* Given task
Lines holding the string "image" are the ones to copy; find them all in the data.

[Data excerpts]
• • •
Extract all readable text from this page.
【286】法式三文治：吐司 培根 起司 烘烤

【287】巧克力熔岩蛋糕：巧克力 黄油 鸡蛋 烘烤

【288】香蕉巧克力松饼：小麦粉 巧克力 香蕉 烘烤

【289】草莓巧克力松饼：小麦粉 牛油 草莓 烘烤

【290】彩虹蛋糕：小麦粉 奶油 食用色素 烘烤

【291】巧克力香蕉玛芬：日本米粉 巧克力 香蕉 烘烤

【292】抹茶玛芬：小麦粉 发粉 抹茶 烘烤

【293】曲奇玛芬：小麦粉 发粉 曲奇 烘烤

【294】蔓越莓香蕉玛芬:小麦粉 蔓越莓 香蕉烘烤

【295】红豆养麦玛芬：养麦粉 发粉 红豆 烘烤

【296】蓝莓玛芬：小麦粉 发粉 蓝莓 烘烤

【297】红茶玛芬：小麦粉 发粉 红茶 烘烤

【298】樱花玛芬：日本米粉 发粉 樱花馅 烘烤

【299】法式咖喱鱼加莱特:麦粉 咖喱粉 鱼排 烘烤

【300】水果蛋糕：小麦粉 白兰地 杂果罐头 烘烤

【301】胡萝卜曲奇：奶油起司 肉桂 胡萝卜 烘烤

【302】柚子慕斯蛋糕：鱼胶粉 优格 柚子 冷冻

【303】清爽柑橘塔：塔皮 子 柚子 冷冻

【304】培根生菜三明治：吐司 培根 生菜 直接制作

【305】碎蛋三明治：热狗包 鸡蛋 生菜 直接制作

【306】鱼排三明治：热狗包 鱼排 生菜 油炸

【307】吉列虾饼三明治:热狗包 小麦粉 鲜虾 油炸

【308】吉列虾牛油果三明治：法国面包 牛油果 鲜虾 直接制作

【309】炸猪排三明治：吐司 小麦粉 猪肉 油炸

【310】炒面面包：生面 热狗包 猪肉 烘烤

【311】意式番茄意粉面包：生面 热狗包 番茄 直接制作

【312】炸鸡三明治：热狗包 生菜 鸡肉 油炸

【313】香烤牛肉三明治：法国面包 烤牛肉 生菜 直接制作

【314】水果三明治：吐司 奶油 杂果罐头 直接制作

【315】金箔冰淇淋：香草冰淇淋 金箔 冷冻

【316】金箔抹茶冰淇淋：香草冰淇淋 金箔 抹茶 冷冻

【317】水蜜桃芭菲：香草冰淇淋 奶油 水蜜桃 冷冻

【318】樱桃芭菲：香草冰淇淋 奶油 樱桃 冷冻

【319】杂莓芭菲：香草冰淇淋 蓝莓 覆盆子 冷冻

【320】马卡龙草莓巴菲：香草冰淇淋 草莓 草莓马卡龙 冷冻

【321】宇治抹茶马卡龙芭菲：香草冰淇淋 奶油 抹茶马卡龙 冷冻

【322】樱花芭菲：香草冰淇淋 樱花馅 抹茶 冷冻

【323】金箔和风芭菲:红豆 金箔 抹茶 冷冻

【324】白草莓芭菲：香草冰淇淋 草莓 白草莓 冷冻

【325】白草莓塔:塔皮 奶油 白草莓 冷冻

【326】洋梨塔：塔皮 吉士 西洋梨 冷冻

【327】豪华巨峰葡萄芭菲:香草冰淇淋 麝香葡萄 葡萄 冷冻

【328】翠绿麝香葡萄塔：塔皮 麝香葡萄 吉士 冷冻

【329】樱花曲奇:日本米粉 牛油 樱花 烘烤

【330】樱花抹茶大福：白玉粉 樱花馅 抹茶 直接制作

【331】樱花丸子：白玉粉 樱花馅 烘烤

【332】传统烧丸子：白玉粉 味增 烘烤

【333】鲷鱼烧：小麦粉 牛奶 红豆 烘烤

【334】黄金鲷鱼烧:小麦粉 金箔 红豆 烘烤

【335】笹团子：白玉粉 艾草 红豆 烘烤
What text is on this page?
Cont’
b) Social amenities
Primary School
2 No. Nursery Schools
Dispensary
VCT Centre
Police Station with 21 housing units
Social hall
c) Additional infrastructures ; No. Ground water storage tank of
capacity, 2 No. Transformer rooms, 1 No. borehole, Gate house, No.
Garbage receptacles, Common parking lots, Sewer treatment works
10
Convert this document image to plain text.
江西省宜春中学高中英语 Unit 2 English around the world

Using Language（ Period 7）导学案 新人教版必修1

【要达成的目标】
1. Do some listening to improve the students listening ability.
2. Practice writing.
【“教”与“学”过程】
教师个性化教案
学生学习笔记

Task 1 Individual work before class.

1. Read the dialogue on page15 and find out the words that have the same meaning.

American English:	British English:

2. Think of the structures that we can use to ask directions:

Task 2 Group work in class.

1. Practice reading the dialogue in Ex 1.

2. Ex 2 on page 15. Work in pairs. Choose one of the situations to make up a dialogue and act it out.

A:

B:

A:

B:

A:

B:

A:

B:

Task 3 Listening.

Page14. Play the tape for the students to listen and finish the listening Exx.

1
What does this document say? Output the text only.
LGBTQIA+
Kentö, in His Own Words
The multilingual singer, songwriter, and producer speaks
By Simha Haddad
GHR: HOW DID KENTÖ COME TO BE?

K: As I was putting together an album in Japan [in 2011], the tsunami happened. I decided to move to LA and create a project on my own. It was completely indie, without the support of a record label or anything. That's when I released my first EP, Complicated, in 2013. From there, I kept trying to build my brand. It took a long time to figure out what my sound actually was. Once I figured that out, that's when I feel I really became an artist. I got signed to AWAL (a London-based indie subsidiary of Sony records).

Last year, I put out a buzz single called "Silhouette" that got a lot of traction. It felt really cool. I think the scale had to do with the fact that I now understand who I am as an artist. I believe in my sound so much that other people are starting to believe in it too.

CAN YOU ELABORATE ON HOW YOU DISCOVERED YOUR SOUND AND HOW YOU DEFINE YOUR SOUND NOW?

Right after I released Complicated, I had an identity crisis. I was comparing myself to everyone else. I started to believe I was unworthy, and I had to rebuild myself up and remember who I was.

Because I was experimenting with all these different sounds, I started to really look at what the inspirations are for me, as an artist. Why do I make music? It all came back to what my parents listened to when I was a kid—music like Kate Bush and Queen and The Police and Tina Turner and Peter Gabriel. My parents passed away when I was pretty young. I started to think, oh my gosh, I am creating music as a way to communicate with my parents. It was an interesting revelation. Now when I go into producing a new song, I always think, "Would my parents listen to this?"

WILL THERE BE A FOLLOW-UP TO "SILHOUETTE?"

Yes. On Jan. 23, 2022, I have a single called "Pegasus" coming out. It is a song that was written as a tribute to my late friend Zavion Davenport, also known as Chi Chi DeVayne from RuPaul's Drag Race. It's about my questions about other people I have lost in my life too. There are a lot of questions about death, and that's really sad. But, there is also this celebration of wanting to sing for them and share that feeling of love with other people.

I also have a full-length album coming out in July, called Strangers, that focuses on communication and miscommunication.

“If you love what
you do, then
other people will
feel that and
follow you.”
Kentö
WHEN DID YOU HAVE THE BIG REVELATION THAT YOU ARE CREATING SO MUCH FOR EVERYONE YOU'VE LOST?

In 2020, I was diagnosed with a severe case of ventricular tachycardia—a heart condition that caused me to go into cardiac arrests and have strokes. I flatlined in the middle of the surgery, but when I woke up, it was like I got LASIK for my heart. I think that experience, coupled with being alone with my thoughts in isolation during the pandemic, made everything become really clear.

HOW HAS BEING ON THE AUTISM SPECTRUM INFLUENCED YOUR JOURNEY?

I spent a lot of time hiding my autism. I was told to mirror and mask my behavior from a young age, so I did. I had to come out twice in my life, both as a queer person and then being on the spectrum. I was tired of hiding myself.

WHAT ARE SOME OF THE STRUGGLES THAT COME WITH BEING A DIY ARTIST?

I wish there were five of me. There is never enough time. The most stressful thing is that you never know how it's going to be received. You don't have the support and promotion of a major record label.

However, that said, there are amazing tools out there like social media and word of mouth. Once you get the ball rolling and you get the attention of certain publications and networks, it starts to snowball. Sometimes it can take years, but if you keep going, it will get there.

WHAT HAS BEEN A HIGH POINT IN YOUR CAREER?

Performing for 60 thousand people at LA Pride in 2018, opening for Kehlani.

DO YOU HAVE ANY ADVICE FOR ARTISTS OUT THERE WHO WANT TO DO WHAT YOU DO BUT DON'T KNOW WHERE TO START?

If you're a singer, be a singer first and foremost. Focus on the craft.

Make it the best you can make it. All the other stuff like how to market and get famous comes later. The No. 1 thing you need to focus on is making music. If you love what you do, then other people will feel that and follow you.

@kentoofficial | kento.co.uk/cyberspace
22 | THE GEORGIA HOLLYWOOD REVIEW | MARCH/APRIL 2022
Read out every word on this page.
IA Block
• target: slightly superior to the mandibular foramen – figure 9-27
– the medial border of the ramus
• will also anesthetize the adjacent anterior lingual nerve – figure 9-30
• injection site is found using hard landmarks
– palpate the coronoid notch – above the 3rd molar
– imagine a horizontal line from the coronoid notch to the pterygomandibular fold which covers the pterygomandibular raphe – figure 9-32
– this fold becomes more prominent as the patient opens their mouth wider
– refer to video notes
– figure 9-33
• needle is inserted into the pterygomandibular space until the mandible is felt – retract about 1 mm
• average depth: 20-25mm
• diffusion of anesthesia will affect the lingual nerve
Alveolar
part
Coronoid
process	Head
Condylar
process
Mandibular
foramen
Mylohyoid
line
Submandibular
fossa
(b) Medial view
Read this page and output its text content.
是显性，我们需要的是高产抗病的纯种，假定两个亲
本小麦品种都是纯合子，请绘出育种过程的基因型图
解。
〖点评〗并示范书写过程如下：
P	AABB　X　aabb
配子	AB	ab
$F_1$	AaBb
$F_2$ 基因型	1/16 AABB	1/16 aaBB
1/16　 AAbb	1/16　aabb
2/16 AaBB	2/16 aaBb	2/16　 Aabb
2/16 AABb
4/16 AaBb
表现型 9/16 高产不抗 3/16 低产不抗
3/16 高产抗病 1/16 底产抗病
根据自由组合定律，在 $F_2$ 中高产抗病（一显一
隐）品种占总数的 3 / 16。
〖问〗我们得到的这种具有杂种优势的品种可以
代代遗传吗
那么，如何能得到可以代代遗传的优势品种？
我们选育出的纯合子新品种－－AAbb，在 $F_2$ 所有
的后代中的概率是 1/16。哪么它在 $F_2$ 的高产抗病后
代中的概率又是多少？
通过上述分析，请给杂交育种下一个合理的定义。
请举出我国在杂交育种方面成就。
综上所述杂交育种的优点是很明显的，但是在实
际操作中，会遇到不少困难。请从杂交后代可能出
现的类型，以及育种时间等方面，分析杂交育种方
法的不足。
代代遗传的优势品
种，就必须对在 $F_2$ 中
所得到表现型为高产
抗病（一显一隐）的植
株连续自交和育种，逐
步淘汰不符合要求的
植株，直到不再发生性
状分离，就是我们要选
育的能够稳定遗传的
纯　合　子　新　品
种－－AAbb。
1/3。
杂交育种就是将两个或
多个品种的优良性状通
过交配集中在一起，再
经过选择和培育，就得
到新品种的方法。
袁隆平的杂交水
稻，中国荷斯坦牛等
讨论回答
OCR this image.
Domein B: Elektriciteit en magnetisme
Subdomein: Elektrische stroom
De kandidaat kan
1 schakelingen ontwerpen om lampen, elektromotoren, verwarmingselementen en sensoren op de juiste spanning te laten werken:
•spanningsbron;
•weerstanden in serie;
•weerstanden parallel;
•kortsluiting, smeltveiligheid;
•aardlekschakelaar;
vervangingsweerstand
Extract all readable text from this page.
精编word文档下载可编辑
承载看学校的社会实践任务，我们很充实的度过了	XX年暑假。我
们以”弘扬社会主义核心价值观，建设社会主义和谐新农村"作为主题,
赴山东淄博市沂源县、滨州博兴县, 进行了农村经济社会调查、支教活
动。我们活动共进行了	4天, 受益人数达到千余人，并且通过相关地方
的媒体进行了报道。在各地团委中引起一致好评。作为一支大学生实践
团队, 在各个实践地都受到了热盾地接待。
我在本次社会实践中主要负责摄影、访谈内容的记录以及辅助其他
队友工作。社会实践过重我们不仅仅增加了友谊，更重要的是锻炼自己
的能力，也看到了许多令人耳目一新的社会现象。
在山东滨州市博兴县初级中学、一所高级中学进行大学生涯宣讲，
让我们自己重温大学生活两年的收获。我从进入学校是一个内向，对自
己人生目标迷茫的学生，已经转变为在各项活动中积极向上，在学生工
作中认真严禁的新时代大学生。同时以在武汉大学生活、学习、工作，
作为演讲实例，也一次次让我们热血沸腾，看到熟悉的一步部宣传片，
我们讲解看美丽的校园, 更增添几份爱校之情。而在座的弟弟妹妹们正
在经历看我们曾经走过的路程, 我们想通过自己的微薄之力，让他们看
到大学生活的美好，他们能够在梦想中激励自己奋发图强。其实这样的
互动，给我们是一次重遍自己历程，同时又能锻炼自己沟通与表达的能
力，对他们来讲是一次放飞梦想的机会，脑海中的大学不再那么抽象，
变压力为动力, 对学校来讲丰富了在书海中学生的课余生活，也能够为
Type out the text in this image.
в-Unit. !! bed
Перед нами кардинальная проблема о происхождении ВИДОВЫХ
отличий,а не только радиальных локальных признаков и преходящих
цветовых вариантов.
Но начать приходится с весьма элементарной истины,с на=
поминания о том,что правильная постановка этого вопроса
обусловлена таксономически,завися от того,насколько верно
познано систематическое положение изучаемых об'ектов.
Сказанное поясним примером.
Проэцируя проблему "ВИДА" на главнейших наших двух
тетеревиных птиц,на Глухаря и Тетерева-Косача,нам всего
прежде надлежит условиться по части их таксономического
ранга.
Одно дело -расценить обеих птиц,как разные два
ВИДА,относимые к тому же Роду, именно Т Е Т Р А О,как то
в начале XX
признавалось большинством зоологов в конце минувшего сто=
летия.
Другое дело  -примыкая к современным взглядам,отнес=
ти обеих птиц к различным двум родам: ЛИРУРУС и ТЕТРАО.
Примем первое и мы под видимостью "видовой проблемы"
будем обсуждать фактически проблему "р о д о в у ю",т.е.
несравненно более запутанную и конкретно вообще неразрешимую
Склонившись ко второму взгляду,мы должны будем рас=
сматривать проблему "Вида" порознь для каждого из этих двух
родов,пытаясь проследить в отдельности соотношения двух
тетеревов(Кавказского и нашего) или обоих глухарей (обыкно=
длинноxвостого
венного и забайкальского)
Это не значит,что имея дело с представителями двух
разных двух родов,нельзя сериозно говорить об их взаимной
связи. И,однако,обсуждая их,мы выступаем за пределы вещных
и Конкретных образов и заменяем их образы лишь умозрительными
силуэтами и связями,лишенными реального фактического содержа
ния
• • •
* Task output
Convert this document image to plain text.
OCR this image.
Type out the text in this image.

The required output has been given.